_Task details_. Extract the full set of records, then give each one again exactly.

_Input records_.
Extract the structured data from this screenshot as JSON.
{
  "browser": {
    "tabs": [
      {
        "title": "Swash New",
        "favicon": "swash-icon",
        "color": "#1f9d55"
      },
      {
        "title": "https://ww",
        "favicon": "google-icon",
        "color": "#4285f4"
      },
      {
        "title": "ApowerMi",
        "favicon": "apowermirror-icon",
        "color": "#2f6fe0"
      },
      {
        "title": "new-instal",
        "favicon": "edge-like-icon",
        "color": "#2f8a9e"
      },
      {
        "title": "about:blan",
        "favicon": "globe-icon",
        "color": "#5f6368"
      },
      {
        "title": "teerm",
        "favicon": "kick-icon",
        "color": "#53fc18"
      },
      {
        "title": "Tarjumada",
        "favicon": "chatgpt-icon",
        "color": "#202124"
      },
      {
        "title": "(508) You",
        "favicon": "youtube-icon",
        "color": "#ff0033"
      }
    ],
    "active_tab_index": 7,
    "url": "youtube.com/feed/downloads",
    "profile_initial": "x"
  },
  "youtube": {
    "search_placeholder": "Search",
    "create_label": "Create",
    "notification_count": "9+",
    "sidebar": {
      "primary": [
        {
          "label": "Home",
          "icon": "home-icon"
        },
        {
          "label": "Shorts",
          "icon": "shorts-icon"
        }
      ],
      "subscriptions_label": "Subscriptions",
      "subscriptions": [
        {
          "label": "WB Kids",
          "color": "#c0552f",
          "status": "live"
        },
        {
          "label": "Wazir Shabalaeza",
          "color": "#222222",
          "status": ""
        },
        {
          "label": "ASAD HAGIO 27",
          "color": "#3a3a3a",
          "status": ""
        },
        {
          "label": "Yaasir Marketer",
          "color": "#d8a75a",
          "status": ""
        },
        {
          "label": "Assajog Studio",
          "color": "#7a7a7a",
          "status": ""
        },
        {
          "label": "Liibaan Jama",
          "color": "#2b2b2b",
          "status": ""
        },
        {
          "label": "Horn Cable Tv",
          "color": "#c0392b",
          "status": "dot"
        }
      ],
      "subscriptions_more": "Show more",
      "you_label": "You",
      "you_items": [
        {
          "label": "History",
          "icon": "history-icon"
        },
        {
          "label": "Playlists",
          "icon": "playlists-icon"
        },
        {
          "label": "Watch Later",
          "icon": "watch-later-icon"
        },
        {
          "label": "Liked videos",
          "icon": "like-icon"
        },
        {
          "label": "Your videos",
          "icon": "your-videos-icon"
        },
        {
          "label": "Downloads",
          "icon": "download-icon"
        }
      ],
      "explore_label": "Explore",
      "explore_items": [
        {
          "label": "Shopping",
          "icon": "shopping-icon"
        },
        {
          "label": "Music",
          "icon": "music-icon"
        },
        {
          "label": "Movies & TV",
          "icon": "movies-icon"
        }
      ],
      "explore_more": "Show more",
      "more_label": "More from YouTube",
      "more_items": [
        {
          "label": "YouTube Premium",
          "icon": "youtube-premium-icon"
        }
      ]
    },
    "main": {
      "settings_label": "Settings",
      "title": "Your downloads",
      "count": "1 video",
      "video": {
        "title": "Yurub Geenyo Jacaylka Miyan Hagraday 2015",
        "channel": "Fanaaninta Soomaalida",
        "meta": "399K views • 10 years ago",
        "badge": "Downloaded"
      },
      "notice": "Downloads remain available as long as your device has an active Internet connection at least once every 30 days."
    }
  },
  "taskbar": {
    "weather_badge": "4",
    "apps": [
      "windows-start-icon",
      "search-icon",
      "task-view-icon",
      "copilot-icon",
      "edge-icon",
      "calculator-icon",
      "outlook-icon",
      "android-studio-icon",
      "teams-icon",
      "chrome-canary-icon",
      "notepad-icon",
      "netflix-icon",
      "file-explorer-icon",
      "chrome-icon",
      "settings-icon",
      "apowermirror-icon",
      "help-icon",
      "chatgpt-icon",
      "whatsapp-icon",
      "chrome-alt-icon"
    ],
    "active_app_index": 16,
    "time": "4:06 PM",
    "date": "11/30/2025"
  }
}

_Output for this exercise_.
Extract the structured data from this screenshot as JSON.
{
  "browser": {
    "tabs": [
      {
        "title": "Swash New",
        "favicon": "swash-icon",
        "color": "#1f9d55"
      },
      {
        "title": "https://ww",
        "favicon": "google-icon",
        "color": "#4285f4"
      },
      {
        "title": "ApowerMi",
        "favicon": "apowermirror-icon",
        "color": "#2f6fe0"
      },
      {
        "title": "new-instal",
        "favicon": "edge-like-icon",
        "color": "#2f8a9e"
      },
      {
        "title": "about:blan",
        "favicon": "globe-icon",
        "color": "#5f6368"
      },
      {
        "title": "teerm",
        "favicon": "kick-icon",
        "color": "#53fc18"
      },
      {
        "title": "Tarjumada",
        "favicon": "chatgpt-icon",
        "color": "#202124"
      },
      {
        "title": "(508) You",
        "favicon": "youtube-icon",
        "color": "#ff0033"
      }
    ],
    "active_tab_index": 7,
    "url": "youtube.com/feed/downloads",
    "profile_initial": "x"
  },
  "youtube": {
    "search_placeholder": "Search",
    "create_label": "Create",
    "notification_count": "9+",
    "sidebar": {
      "primary": [
        {
          "label": "Home",
          "icon": "home-icon"
        },
        {
          "label": "Shorts",
          "icon": "shorts-icon"
        }
      ],
      "subscriptions_label": "Subscriptions",
      "subscriptions": [
        {
          "label": "WB Kids",
          "color": "#c0552f",
          "status": "live"
        },
        {
          "label": "Wazir Shabalaeza",
          "color": "#222222",
          "status": ""
        },
        {
          "label": "ASAD HAGIO 27",
          "color": "#3a3a3a",
          "status": ""
        },
        {
          "label": "Yaasir Marketer",
          "color": "#d8a75a",
          "status": ""
        },
        {
          "label": "Assajog Studio",
          "color": "#7a7a7a",
          "status": ""
        },
        {
          "label": "Liibaan Jama",
          "color": "#2b2b2b",
          "status": ""
        },
        {
          "label": "Horn Cable Tv",
          "color": "#c0392b",
          "status": "dot"
        }
      ],
      "subscriptions_more": "Show more",
      "you_label": "You",
      "you_items": [
        {
          "label": "History",
          "icon": "history-icon"
        },
        {
          "label": "Playlists",
          "icon": "playlists-icon"
        },
        {
          "label": "Watch Later",
          "icon": "watch-later-icon"
        },
        {
          "label": "Liked videos",
          "icon": "like-icon"
        },
        {
          "label": "Your videos",
          "icon": "your-videos-icon"
        },
        {
          "label": "Downloads",
          "icon": "download-icon"
        }
      ],
      "explore_label": "Explore",
      "explore_items": [
        {
          "label": "Shopping",
          "icon": "shopping-icon"
        },
        {
          "label": "Music",
          "icon": "music-icon"
        },
        {
          "label": "Movies & TV",
          "icon": "movies-icon"
        }
      ],
      "explore_more": "Show more",
      "more_label": "More from YouTube",
      "more_items": [
        {
          "label": "YouTube Premium",
          "icon": "youtube-premium-icon"
        }
      ]
    },
    "main": {
      "settings_label": "Settings",
      "title": "Your downloads",
      "count": "1 video",
      "video": {
        "title": "Yurub Geenyo Jacaylka Miyan Hagraday 2015",
        "channel": "Fanaaninta Soomaalida",
        "meta": "399K views • 10 years ago",
        "badge": "Downloaded"
      },
      "notice": "Downloads remain available as long as your device has an active Internet connection at least once every 30 days."
    }
  },
  "taskbar": {
    "weather_badge": "4",
    "apps": [
      "windows-start-icon",
      "search-icon",
      "task-view-icon",
      "copilot-icon",
      "edge-icon",
      "calculator-icon",
      "outlook-icon",
      "android-studio-icon",
      "teams-icon",
      "chrome-canary-icon",
      "notepad-icon",
      "netflix-icon",
      "file-explorer-icon",
      "chrome-icon",
      "settings-icon",
      "apowermirror-icon",
      "help-icon",
      "chatgpt-icon",
      "whatsapp-icon",
      "chrome-alt-icon"
    ],
    "active_app_index": 16,
    "time": "4:06 PM",
    "date": "11/30/2025"
  }
}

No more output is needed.